Items from a dataset:
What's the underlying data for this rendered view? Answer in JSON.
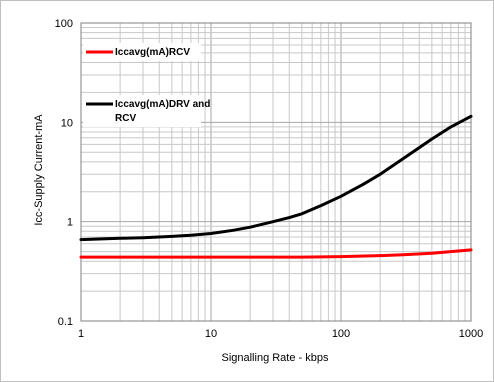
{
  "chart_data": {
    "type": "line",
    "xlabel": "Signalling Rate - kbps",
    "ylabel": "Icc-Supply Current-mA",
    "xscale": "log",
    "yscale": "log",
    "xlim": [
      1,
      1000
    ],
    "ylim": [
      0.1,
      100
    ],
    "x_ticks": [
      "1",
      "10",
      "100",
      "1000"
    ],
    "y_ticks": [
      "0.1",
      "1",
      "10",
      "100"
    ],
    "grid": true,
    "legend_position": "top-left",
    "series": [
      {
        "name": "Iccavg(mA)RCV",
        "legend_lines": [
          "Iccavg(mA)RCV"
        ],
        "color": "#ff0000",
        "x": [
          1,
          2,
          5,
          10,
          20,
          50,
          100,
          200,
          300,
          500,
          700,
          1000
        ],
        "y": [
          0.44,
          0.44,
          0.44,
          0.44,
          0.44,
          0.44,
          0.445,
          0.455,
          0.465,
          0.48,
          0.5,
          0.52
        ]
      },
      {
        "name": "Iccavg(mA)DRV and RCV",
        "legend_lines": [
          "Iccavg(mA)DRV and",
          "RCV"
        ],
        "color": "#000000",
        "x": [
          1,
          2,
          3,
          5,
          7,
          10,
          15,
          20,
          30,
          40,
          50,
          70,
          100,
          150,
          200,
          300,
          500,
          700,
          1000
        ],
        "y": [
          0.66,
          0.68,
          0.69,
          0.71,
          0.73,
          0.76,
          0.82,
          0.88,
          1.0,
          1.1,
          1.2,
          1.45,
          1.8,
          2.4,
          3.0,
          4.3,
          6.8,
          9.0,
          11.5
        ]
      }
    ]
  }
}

Problem statement:
Leave out the pictures and transcribe everything else exactly.

Answer in full:
What's the underlying data for this rendered view? Answer in JSON.
{
  "chart_data": {
    "type": "line",
    "xlabel": "Signalling Rate - kbps",
    "ylabel": "Icc-Supply Current-mA",
    "xscale": "log",
    "yscale": "log",
    "xlim": [
      1,
      1000
    ],
    "ylim": [
      0.1,
      100
    ],
    "x_ticks": [
      "1",
      "10",
      "100",
      "1000"
    ],
    "y_ticks": [
      "0.1",
      "1",
      "10",
      "100"
    ],
    "grid": true,
    "legend_position": "top-left",
    "series": [
      {
        "name": "Iccavg(mA)RCV",
        "legend_lines": [
          "Iccavg(mA)RCV"
        ],
        "color": "#ff0000",
        "x": [
          1,
          2,
          5,
          10,
          20,
          50,
          100,
          200,
          300,
          500,
          700,
          1000
        ],
        "y": [
          0.44,
          0.44,
          0.44,
          0.44,
          0.44,
          0.44,
          0.445,
          0.455,
          0.465,
          0.48,
          0.5,
          0.52
        ]
      },
      {
        "name": "Iccavg(mA)DRV and RCV",
        "legend_lines": [
          "Iccavg(mA)DRV and",
          "RCV"
        ],
        "color": "#000000",
        "x": [
          1,
          2,
          3,
          5,
          7,
          10,
          15,
          20,
          30,
          40,
          50,
          70,
          100,
          150,
          200,
          300,
          500,
          700,
          1000
        ],
        "y": [
          0.66,
          0.68,
          0.69,
          0.71,
          0.73,
          0.76,
          0.82,
          0.88,
          1.0,
          1.1,
          1.2,
          1.45,
          1.8,
          2.4,
          3.0,
          4.3,
          6.8,
          9.0,
          11.5
        ]
      }
    ]
  }
}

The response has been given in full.